» **Письменное задание A**: Измените фрагмент цитируемого текста ниже: перепишите всё от слов «Прежде всего —» и до слов «Просты только схемы.», поставив «Канта» на место «Гегеля».

» **Цитируемый текст**:
━━━━
Прежде всего — о целостности мировосприятия. Еще у Гегеля: «Истина — это целое».
1. Это чувство пропорций. Знание, что у всего есть свое место. В отличии большого и малого. И связи вещей и явлений.
2. Лишенный культуры, вернее, «очищенный» от нее человек, ко­торого в идеале видели Руссо и Толстой, полагая, что он «природен» и естественен, на деле совершенно иной: он не естественен. Ибо при­рода, живое — всё весьма сложно. Просты только схемы.
Итак, уход в «квазиестество», уход от многосоставности жизни. Видимо, спасителен? Нет. Это значит встать на путь разрушения, а не упорядочения. Таков уход в отчуждение экзистенциалиста. Кру­гом все чужое, враждебное, все обозвано молвой и потому — ложно. Только Я — есмь.
━━━━
» **Письменное задание B**: Оформите записи из исходных данных в виде таблицы Markdown со столбцами «№» и «Запись»: возьмите всё от строки с «n-value-saudi: 26 [646,50,676,67]» и до строки с «data-point [273,609,289,625]» включительно, опустив пустые строки.

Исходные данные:
━━━━
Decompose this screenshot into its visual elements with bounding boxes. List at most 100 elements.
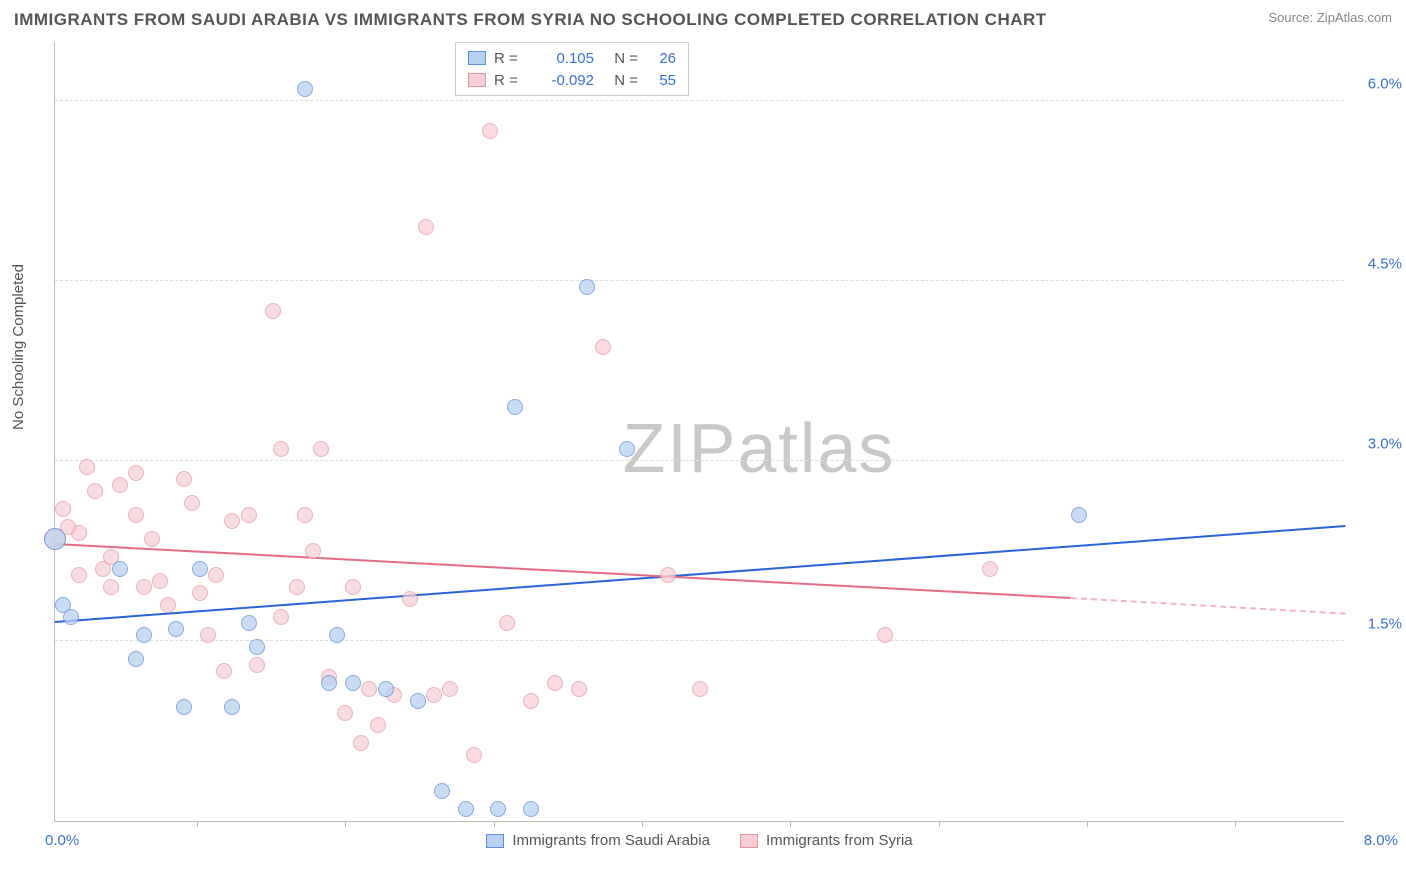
n-value-saudi: 26 [646,50,676,67]
r-label: R = [494,50,526,67]
data-point [547,675,563,691]
data-point [128,507,144,523]
data-point [128,465,144,481]
data-point [297,507,313,523]
data-point [136,627,152,643]
data-point [55,501,71,517]
data-point [216,663,232,679]
data-point [87,483,103,499]
data-point [241,507,257,523]
data-point [418,219,434,235]
y-tick-label: 4.5% [1368,256,1402,273]
data-point [200,627,216,643]
data-point [345,579,361,595]
trend-line [55,525,1345,623]
data-point [160,597,176,613]
y-axis-label: No Schooling Completed [10,264,27,430]
data-point [273,609,289,625]
gridline [55,100,1344,101]
gridline [55,640,1344,641]
data-point [321,675,337,691]
series-name-syria: Immigrants from Syria [766,832,913,849]
data-point [249,657,265,673]
data-point [329,627,345,643]
data-point [297,81,313,97]
data-point [289,579,305,595]
data-point [619,441,635,457]
n-value-syria: 55 [646,72,676,89]
legend-row-saudi: R = 0.105 N = 26 [468,47,676,69]
data-point [692,681,708,697]
data-point [523,693,539,709]
data-point [71,567,87,583]
x-tick [790,821,791,827]
data-point [249,639,265,655]
data-point [136,579,152,595]
swatch-syria [468,73,486,87]
legend-row-syria: R = -0.092 N = 55 [468,69,676,91]
data-point [426,687,442,703]
data-point [466,747,482,763]
data-point [434,783,450,799]
legend-item-syria: Immigrants from Syria [740,832,913,849]
data-point [241,615,257,631]
data-point [128,651,144,667]
data-point [265,303,281,319]
r-value-syria: -0.092 [534,72,594,89]
n-label: N = [602,72,638,89]
data-point [571,681,587,697]
data-point [660,567,676,583]
data-point [103,579,119,595]
data-point [192,561,208,577]
data-point [361,681,377,697]
correlation-legend: R = 0.105 N = 26 R = -0.092 N = 55 [455,42,689,96]
data-point [482,123,498,139]
series-name-saudi: Immigrants from Saudi Arabia [512,832,710,849]
gridline [55,460,1344,461]
data-point [168,621,184,637]
data-point [579,279,595,295]
data-point [410,693,426,709]
data-point [144,531,160,547]
x-tick [642,821,643,827]
x-tick [1087,821,1088,827]
trend-line-extrapolated [1071,597,1345,615]
data-point [305,543,321,559]
n-label: N = [602,50,638,67]
x-tick [939,821,940,827]
data-point [499,615,515,631]
watermark-bold: ZIP [623,409,738,487]
source-attribution: Source: ZipAtlas.com [1268,10,1392,25]
y-tick-label: 3.0% [1368,436,1402,453]
data-point [152,573,168,589]
data-point [402,591,418,607]
data-point [224,513,240,529]
x-tick [494,821,495,827]
chart-title: IMMIGRANTS FROM SAUDI ARABIA VS IMMIGRAN… [14,10,1047,30]
data-point [208,567,224,583]
data-point [458,801,474,817]
watermark-light: atlas [738,409,896,487]
data-point [442,681,458,697]
data-point [490,801,506,817]
data-point [345,675,361,691]
legend-item-saudi: Immigrants from Saudi Arabia [486,832,710,849]
data-point [184,495,200,511]
data-point [176,471,192,487]
x-tick [345,821,346,827]
r-label: R = [494,72,526,89]
data-point [224,699,240,715]
data-point [273,441,289,457]
r-value-saudi: 0.105 [534,50,594,67]
data-point [1071,507,1087,523]
y-tick-label: 1.5% [1368,616,1402,633]
data-point [507,399,523,415]
data-point [378,681,394,697]
watermark: ZIPatlas [623,408,896,488]
data-point [176,699,192,715]
data-point [370,717,386,733]
x-tick [197,821,198,827]
scatter-chart: ZIPatlas R = 0.105 N = 26 R = -0.092 N =… [54,42,1344,822]
data-point [313,441,329,457]
swatch-saudi [486,834,504,848]
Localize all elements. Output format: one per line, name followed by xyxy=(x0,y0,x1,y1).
━━━━
» **Готовый ответ A**:
Прежде всего — о целостности мировосприятия. Еще у Канта: «Истина — это целое».
1. Это чувство пропорций. Знание, что у всего есть свое место. В отличии большого и малого. И связи вещей и явлений.
2. Лишенный культуры, вернее, «очищенный» от нее человек, ко­торого в идеале видели Руссо и Толстой, полагая, что он «природен» и естественен, на деле совершенно иной: он не естественен. Ибо при­рода, живое — всё весьма сложно. Просты только схемы.

» **Готовый ответ B**:
| № | Запись |
|---|---|
| 1 | n-value-saudi: 26 [646,50,676,67] |
| 2 | r-label: R = [494,50,526,67] |
| 3 | data-point [547,675,563,691] |
| 4 | data-point [128,507,144,523] |
| 5 | data-point [128,465,144,481] |
| 6 | data-point [297,507,313,523] |
| 7 | data-point [136,627,152,643] |
| 8 | data-point [55,501,71,517] |
| 9 | data-point [216,663,232,679] |
| 10 | data-point [87,483,103,499] |
| 11 | data-point [241,507,257,523] |
| 12 | data-point [418,219,434,235] |
| 13 | y-tick-label: 4.5% [1368,256,1402,273] |
| 14 | data-point [200,627,216,643] |
| 15 | data-point [345,579,361,595] |
| 16 | trend-line [55,525,1345,623] |
| 17 | data-point [160,597,176,613] |
| 18 | y-axis-label: No Schooling Completed [10,264,27,430] |
| 19 | data-point [273,609,289,625] |